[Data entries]
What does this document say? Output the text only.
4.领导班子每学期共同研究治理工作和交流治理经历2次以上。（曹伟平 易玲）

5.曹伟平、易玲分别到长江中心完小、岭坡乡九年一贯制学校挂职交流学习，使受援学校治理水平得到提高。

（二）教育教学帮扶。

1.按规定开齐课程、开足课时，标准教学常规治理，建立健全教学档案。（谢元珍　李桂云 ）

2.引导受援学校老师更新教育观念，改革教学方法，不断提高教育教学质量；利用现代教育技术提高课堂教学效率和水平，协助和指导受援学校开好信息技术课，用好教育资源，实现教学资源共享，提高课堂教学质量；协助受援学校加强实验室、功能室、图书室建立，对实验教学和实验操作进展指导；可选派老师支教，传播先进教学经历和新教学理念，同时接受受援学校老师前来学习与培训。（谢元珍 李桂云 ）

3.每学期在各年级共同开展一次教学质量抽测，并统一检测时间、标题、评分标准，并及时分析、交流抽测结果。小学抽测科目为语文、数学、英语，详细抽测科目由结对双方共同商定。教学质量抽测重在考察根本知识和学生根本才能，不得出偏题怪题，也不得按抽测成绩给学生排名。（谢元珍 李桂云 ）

* * *

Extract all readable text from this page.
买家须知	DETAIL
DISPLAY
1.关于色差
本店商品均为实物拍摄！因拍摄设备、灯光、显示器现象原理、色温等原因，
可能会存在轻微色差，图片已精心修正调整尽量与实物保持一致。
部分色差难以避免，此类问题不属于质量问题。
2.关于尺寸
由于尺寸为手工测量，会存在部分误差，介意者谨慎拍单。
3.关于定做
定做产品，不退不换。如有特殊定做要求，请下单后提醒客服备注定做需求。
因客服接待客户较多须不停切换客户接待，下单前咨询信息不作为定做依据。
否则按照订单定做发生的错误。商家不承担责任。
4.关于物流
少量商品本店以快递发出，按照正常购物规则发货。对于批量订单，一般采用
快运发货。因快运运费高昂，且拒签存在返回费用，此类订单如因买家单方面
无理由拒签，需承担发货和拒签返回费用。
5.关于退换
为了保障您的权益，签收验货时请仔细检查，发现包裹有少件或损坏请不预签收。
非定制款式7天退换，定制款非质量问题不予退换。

* * *

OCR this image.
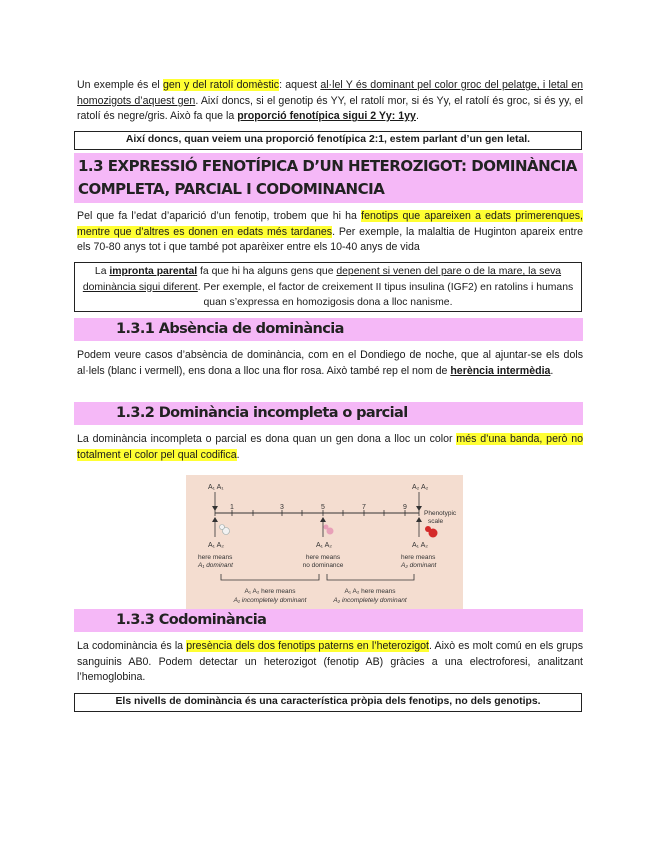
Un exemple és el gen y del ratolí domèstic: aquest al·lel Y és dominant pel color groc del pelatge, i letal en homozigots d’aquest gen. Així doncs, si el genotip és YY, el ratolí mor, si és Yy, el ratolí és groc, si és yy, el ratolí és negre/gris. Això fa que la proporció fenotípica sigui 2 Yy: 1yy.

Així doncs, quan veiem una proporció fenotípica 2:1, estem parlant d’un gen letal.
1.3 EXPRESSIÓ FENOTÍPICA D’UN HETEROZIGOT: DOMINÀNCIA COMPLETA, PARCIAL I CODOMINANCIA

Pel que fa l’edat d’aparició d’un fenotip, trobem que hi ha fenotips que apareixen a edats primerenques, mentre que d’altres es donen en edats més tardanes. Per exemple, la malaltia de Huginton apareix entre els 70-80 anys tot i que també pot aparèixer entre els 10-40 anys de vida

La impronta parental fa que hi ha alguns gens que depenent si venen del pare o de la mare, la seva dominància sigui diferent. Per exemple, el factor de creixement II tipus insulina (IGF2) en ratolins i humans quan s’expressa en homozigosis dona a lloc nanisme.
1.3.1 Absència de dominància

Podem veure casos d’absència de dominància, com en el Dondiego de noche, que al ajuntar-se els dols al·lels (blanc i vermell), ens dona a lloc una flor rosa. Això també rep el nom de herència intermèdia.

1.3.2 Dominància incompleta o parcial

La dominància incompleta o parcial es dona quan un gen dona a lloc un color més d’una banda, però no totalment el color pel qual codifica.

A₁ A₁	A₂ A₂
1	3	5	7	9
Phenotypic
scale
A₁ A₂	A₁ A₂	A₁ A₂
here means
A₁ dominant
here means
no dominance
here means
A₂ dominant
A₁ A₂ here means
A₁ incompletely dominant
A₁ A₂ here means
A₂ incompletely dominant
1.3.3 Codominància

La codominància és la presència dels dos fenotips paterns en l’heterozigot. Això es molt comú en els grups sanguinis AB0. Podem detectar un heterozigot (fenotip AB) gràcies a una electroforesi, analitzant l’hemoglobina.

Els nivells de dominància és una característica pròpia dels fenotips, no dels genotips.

Written exercise: Copy every line that includes the string "dominant" from the material above.

Completed task:
Un exemple és el gen y del ratolí domèstic: aquest al·lel Y és dominant pel color groc del pelatge, i letal en homozigots d’aquest gen. Així doncs, si el genotip és YY, el ratolí mor, si és Yy, el ratolí és groc, si és yy, el ratolí és negre/gris. Això fa que la proporció fenotípica sigui 2 Yy: 1yy.
A₁ dominant
A₂ dominant
A₁ incompletely dominant
A₂ incompletely dominant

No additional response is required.